**Given records**

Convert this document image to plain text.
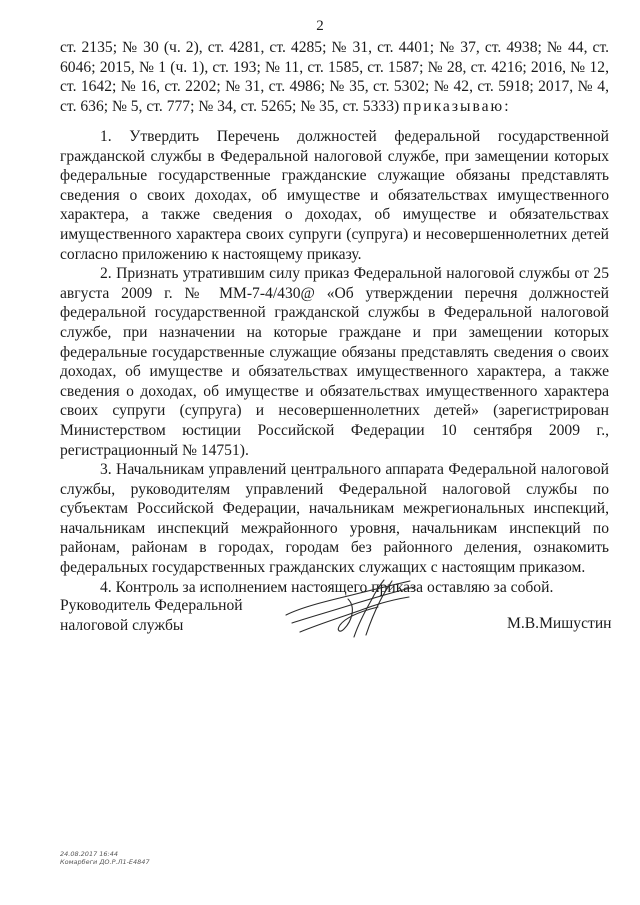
2

ст. 2135; № 30 (ч. 2), ст. 4281, ст. 4285; № 31, ст. 4401; № 37, ст. 4938; № 44, ст. 6046; 2015, № 1 (ч. 1), ст. 193; № 11, ст. 1585, ст. 1587; № 28, ст. 4216; 2016, № 12, ст. 1642; № 16, ст. 2202; № 31, ст. 4986; № 35, ст. 5302; № 42, ст. 5918; 2017, № 4, ст. 636; № 5, ст. 777; № 34, ст. 5265; № 35, ст. 5333) приказываю:

1. Утвердить Перечень должностей федеральной государственной гражданской службы в Федеральной налоговой службе, при замещении которых федеральные государственные гражданские служащие обязаны представлять сведения о своих доходах, об имуществе и обязательствах имущественного характера, а также сведения о доходах, об имуществе и обязательствах имущественного характера своих супруги (супруга) и несовершеннолетних детей согласно приложению к настоящему приказу.

2. Признать утратившим силу приказ Федеральной налоговой службы от 25 августа 2009 г. № ММ-7-4/430@ «Об утверждении перечня должностей федеральной государственной гражданской службы в Федеральной налоговой службе, при назначении на которые граждане и при замещении которых федеральные государственные служащие обязаны представлять сведения о своих доходах, об имуществе и обязательствах имущественного характера, а также сведения о доходах, об имуществе и обязательствах имущественного характера своих супруги (супруга) и несовершеннолетних детей» (зарегистрирован Министерством юстиции Российской Федерации 10 сентября 2009 г., регистрационный № 14751).

3. Начальникам управлений центрального аппарата Федеральной налоговой службы, руководителям управлений Федеральной налоговой службы по субъектам Российской Федерации, начальникам межрегиональных инспекций, начальникам инспекций межрайонного уровня, начальникам инспекций по районам, районам в городах, городам без районного деления, ознакомить федеральных государственных гражданских служащих с настоящим приказом.

4. Контроль за исполнением настоящего приказа оставляю за собой.

Руководитель Федеральной
налоговой службы	М.В.Мишустин
24.08.2017 16:44
Комарбеги ДО.Р.Л1-Е4847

**What you have to do**
Repeat the entries exactly. Pictures are excluded from the copy.

**Written answer**
Convert this document image to plain text.
2

ст. 2135; № 30 (ч. 2), ст. 4281, ст. 4285; № 31, ст. 4401; № 37, ст. 4938; № 44, ст. 6046; 2015, № 1 (ч. 1), ст. 193; № 11, ст. 1585, ст. 1587; № 28, ст. 4216; 2016, № 12, ст. 1642; № 16, ст. 2202; № 31, ст. 4986; № 35, ст. 5302; № 42, ст. 5918; 2017, № 4, ст. 636; № 5, ст. 777; № 34, ст. 5265; № 35, ст. 5333) приказываю:

1. Утвердить Перечень должностей федеральной государственной гражданской службы в Федеральной налоговой службе, при замещении которых федеральные государственные гражданские служащие обязаны представлять сведения о своих доходах, об имуществе и обязательствах имущественного характера, а также сведения о доходах, об имуществе и обязательствах имущественного характера своих супруги (супруга) и несовершеннолетних детей согласно приложению к настоящему приказу.

2. Признать утратившим силу приказ Федеральной налоговой службы от 25 августа 2009 г. № ММ-7-4/430@ «Об утверждении перечня должностей федеральной государственной гражданской службы в Федеральной налоговой службе, при назначении на которые граждане и при замещении которых федеральные государственные служащие обязаны представлять сведения о своих доходах, об имуществе и обязательствах имущественного характера, а также сведения о доходах, об имуществе и обязательствах имущественного характера своих супруги (супруга) и несовершеннолетних детей» (зарегистрирован Министерством юстиции Российской Федерации 10 сентября 2009 г., регистрационный № 14751).

3. Начальникам управлений центрального аппарата Федеральной налоговой службы, руководителям управлений Федеральной налоговой службы по субъектам Российской Федерации, начальникам межрегиональных инспекций, начальникам инспекций межрайонного уровня, начальникам инспекций по районам, районам в городах, городам без районного деления, ознакомить федеральных государственных гражданских служащих с настоящим приказом.

4. Контроль за исполнением настоящего приказа оставляю за собой.

Руководитель Федеральной
налоговой службы	М.В.Мишустин
24.08.2017 16:44
Комарбеги ДО.Р.Л1-Е4847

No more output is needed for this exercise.